Element placement data
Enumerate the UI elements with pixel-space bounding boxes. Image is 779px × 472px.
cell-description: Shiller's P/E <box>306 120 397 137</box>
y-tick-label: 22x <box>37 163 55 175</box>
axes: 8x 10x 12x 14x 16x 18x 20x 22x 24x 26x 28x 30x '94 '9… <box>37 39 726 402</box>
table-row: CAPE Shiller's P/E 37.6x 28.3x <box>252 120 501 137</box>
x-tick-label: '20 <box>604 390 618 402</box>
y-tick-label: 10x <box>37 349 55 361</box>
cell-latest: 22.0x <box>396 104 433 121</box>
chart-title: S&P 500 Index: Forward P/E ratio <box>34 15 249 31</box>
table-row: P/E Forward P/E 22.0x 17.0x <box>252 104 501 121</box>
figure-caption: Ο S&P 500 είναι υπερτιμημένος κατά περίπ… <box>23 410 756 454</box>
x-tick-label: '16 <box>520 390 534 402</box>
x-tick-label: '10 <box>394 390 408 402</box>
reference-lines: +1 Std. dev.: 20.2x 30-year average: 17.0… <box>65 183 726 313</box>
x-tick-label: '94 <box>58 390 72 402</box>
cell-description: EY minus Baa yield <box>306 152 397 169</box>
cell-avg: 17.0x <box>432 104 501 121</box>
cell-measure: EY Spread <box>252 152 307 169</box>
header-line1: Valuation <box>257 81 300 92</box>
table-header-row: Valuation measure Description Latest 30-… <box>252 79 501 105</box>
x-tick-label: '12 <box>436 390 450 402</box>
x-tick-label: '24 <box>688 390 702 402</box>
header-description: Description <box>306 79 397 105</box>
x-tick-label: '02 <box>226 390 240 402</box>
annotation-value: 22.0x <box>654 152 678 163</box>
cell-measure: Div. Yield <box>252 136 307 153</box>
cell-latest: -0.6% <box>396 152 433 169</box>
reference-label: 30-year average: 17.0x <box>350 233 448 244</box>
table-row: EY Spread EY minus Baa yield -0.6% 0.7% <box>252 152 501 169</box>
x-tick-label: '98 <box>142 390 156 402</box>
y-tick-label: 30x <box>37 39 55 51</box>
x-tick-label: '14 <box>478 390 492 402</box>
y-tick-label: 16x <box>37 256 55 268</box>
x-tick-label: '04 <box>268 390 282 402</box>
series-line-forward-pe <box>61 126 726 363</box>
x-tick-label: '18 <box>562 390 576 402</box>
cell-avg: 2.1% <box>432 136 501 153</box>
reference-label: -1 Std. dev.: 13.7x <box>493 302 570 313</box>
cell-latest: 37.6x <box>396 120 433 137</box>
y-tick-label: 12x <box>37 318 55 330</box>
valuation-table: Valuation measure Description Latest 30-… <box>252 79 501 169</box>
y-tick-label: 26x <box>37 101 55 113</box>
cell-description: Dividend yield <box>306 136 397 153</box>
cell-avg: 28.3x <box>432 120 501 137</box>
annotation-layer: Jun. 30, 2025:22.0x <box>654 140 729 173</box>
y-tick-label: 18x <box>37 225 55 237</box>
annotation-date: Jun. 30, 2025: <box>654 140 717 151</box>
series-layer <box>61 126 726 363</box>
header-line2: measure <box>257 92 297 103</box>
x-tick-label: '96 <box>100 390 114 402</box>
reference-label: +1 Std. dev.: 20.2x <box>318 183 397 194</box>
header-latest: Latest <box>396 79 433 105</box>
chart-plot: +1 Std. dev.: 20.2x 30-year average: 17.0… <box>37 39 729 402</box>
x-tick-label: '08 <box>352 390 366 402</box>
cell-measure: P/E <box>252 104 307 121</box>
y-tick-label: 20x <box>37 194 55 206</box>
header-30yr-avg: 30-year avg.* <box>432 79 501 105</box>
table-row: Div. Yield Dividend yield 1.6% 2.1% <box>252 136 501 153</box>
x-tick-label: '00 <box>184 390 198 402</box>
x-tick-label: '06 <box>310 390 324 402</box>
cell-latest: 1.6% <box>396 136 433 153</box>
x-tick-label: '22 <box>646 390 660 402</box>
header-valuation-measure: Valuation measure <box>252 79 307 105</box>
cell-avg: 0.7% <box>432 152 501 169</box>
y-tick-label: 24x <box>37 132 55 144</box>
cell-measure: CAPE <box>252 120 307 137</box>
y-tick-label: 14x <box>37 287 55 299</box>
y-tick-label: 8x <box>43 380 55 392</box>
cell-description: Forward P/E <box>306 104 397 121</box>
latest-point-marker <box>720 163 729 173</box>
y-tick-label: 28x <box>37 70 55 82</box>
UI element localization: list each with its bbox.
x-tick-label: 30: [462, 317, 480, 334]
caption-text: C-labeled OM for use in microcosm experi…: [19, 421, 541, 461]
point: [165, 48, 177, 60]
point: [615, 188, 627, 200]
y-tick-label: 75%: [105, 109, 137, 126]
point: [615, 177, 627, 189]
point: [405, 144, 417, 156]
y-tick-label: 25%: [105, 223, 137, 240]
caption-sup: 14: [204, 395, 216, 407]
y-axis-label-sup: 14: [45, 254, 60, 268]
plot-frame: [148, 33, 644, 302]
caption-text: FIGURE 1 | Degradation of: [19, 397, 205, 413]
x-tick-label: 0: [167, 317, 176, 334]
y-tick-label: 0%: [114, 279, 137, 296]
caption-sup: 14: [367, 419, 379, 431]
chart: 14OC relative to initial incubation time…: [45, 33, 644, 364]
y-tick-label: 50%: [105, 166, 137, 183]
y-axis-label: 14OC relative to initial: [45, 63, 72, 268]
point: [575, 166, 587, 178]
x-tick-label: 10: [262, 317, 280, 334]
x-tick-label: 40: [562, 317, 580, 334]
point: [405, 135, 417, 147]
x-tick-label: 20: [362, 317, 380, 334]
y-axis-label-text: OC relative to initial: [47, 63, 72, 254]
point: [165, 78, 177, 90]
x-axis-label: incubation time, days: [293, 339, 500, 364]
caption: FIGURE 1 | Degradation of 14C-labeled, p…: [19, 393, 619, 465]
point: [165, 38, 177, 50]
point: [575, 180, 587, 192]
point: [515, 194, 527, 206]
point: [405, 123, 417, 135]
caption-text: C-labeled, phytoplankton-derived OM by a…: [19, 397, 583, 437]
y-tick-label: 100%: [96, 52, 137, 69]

▸ **DIRECTIONS FOR THIS TASK**
Rewrite the data above, replacing every "x-tick-label" with "x-axis-tick" and leaving everything else unchanged.

▸ **RESPONSE FOR THIS EXERCISE**
Enumerate the UI elements with pixel-space bounding boxes. Image is 779px × 472px.
cell-description: Shiller's P/E <box>306 120 397 137</box>
y-tick-label: 22x <box>37 163 55 175</box>
axes: 8x 10x 12x 14x 16x 18x 20x 22x 24x 26x 28x 30x '94 '9… <box>37 39 726 402</box>
table-row: CAPE Shiller's P/E 37.6x 28.3x <box>252 120 501 137</box>
x-axis-tick: '20 <box>604 390 618 402</box>
y-tick-label: 10x <box>37 349 55 361</box>
cell-latest: 22.0x <box>396 104 433 121</box>
chart-title: S&P 500 Index: Forward P/E ratio <box>34 15 249 31</box>
table-row: P/E Forward P/E 22.0x 17.0x <box>252 104 501 121</box>
figure-caption: Ο S&P 500 είναι υπερτιμημένος κατά περίπ… <box>23 410 756 454</box>
x-axis-tick: '16 <box>520 390 534 402</box>
x-axis-tick: '10 <box>394 390 408 402</box>
reference-lines: +1 Std. dev.: 20.2x 30-year average: 17.0… <box>65 183 726 313</box>
x-axis-tick: '94 <box>58 390 72 402</box>
cell-description: EY minus Baa yield <box>306 152 397 169</box>
cell-avg: 17.0x <box>432 104 501 121</box>
cell-measure: EY Spread <box>252 152 307 169</box>
header-line1: Valuation <box>257 81 300 92</box>
table-header-row: Valuation measure Description Latest 30-… <box>252 79 501 105</box>
x-axis-tick: '12 <box>436 390 450 402</box>
x-axis-tick: '24 <box>688 390 702 402</box>
header-description: Description <box>306 79 397 105</box>
x-axis-tick: '02 <box>226 390 240 402</box>
annotation-value: 22.0x <box>654 152 678 163</box>
cell-measure: Div. Yield <box>252 136 307 153</box>
cell-latest: -0.6% <box>396 152 433 169</box>
reference-label: 30-year average: 17.0x <box>350 233 448 244</box>
table-row: EY Spread EY minus Baa yield -0.6% 0.7% <box>252 152 501 169</box>
x-axis-tick: '98 <box>142 390 156 402</box>
y-tick-label: 30x <box>37 39 55 51</box>
x-axis-tick: '14 <box>478 390 492 402</box>
y-tick-label: 16x <box>37 256 55 268</box>
x-axis-tick: '04 <box>268 390 282 402</box>
series-line-forward-pe <box>61 126 726 363</box>
x-axis-tick: '18 <box>562 390 576 402</box>
cell-avg: 2.1% <box>432 136 501 153</box>
reference-label: -1 Std. dev.: 13.7x <box>493 302 570 313</box>
cell-latest: 37.6x <box>396 120 433 137</box>
y-tick-label: 12x <box>37 318 55 330</box>
valuation-table: Valuation measure Description Latest 30-… <box>252 79 501 169</box>
y-tick-label: 26x <box>37 101 55 113</box>
cell-description: Dividend yield <box>306 136 397 153</box>
cell-avg: 28.3x <box>432 120 501 137</box>
annotation-layer: Jun. 30, 2025:22.0x <box>654 140 729 173</box>
y-tick-label: 18x <box>37 225 55 237</box>
annotation-date: Jun. 30, 2025: <box>654 140 717 151</box>
series-layer <box>61 126 726 363</box>
header-line2: measure <box>257 92 297 103</box>
x-axis-tick: '96 <box>100 390 114 402</box>
reference-label: +1 Std. dev.: 20.2x <box>318 183 397 194</box>
header-latest: Latest <box>396 79 433 105</box>
chart-plot: +1 Std. dev.: 20.2x 30-year average: 17.0… <box>37 39 729 402</box>
x-axis-tick: '08 <box>352 390 366 402</box>
cell-measure: P/E <box>252 104 307 121</box>
y-tick-label: 20x <box>37 194 55 206</box>
header-30yr-avg: 30-year avg.* <box>432 79 501 105</box>
table-row: Div. Yield Dividend yield 1.6% 2.1% <box>252 136 501 153</box>
x-axis-tick: '00 <box>184 390 198 402</box>
x-axis-tick: '06 <box>310 390 324 402</box>
cell-latest: 1.6% <box>396 136 433 153</box>
x-axis-tick: '22 <box>646 390 660 402</box>
header-valuation-measure: Valuation measure <box>252 79 307 105</box>
cell-avg: 0.7% <box>432 152 501 169</box>
y-tick-label: 24x <box>37 132 55 144</box>
cell-measure: CAPE <box>252 120 307 137</box>
y-tick-label: 14x <box>37 287 55 299</box>
y-tick-label: 8x <box>43 380 55 392</box>
cell-description: Forward P/E <box>306 104 397 121</box>
latest-point-marker <box>720 163 729 173</box>
y-tick-label: 28x <box>37 70 55 82</box>
UI element localization: list each with its bbox.
x-axis-tick: 30: [462, 317, 480, 334]
caption-text: C-labeled OM for use in microcosm experi…: [19, 421, 541, 461]
point: [165, 48, 177, 60]
point: [615, 188, 627, 200]
y-tick-label: 75%: [105, 109, 137, 126]
point: [615, 177, 627, 189]
point: [405, 144, 417, 156]
y-tick-label: 25%: [105, 223, 137, 240]
caption-sup: 14: [204, 395, 216, 407]
y-axis-label-sup: 14: [45, 254, 60, 268]
plot-frame: [148, 33, 644, 302]
caption-text: FIGURE 1 | Degradation of: [19, 397, 205, 413]
x-axis-tick: 0: [167, 317, 176, 334]
y-tick-label: 0%: [114, 279, 137, 296]
caption-sup: 14: [367, 419, 379, 431]
chart: 14OC relative to initial incubation time…: [45, 33, 644, 364]
y-tick-label: 50%: [105, 166, 137, 183]
y-axis-label: 14OC relative to initial: [45, 63, 72, 268]
point: [575, 166, 587, 178]
x-axis-tick: 10: [262, 317, 280, 334]
x-axis-tick: 40: [562, 317, 580, 334]
point: [405, 135, 417, 147]
x-axis-tick: 20: [362, 317, 380, 334]
y-axis-label-text: OC relative to initial: [47, 63, 72, 254]
point: [165, 78, 177, 90]
x-axis-label: incubation time, days: [293, 339, 500, 364]
caption: FIGURE 1 | Degradation of 14C-labeled, p…: [19, 393, 619, 465]
point: [165, 38, 177, 50]
point: [575, 180, 587, 192]
point: [515, 194, 527, 206]
point: [405, 123, 417, 135]
caption-text: C-labeled, phytoplankton-derived OM by a…: [19, 397, 583, 437]
y-tick-label: 100%: [96, 52, 137, 69]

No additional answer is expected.